**WRITTEN TASK**
Could you continue the forum thread about affordable bearing pullers and presses, picking up right after its last line?

**PROVIDED TEXT**
►
# Is there a nice, but affordable bearing puller and press?



## svinyard (Aug 14, 2017)

I have some 2018-2020 RM bikes, Commencal clash kids bikes, pivot, etc. Need to replace bearings on the 4 of them. I don't want to drop a zillion dollars but I hate garbage tools.

I also need to be able to pull this eyelet hardware and bearings out too. They recommend this:





Blind Hole Set (BBT-100)







www.endurobearings.com












I've seen some affordable stuff from probearingtools that is interesting and says it works for my bikes. Wondering what else I should be looking at.


----------



## tim709 (Nov 23, 2008)

I haven’t used it, so can’t comment on quality/function.









Bearing Press Tool — Alt Alt Bike Products







www.altalt.ca


----------



## Cleared2land (Aug 31, 2012)

Is servicing the bearings not an option?


----------



## slimat99 (May 21, 2008)
◄
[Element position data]
►
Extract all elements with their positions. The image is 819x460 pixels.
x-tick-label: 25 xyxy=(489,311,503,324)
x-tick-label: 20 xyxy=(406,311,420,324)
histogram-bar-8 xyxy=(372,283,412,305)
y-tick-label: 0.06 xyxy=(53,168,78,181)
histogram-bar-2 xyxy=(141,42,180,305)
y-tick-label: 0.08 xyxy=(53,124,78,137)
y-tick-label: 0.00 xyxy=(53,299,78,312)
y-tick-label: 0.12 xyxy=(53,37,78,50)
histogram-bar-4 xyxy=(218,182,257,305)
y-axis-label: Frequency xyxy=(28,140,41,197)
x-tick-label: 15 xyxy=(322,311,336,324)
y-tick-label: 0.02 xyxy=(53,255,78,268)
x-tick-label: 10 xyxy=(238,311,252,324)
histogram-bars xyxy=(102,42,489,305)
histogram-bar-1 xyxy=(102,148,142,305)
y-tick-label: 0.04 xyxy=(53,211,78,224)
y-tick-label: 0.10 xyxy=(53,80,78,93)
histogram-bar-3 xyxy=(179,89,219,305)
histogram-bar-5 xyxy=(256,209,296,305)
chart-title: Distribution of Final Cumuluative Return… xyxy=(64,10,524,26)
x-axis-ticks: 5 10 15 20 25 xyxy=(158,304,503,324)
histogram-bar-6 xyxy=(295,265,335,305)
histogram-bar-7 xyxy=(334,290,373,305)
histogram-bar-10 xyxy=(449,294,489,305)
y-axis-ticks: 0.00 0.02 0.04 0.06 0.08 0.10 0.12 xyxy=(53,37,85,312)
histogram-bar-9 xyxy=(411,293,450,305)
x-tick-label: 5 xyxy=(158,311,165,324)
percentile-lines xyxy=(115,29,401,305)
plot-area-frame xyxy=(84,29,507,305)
◄
**RESULT**
I tired to remove fox shock hardware bearings to move to another shock with random bearing tools I already own and I gave up. They don't make it easy. The good thing is those bearings will last forever so unless you need to move them to another shock they will likely last as long as you keep those frames. If the bearings are gritty pull the outer seal, clean and pack with grease.


----------



## svinyard (Aug 14, 2017)

Maybe this is it. They are all just Enduro Max bearings (I think). Is that pretty easy? How often should someone consider replacing bearings vs servicing them? I've done a lot of mechanic stuff (have a zillion bikes in garage) but have yet to service bearings.



Cleared2land said:


> Is servicing the bearings not an option?


----------



## slimat99 (May 21, 2008)

No need to replace bearings unless they are shot. Pop the outer seal, clean and grease. Super easy. Like I said, those shock bearings last forever unless you wash your bikes too often. Keep those bearings as dry as possible and they will outlast everything else on your bikes. They don't move much. You can get grooves in the races because of repetitive limited motion. Just pop the seals and grease every year and you'll likely never have an issue. Cheap, heavy marine grease from auto parts store is arguably the best grease for those bearings.


----------



## Roge (May 5, 2017)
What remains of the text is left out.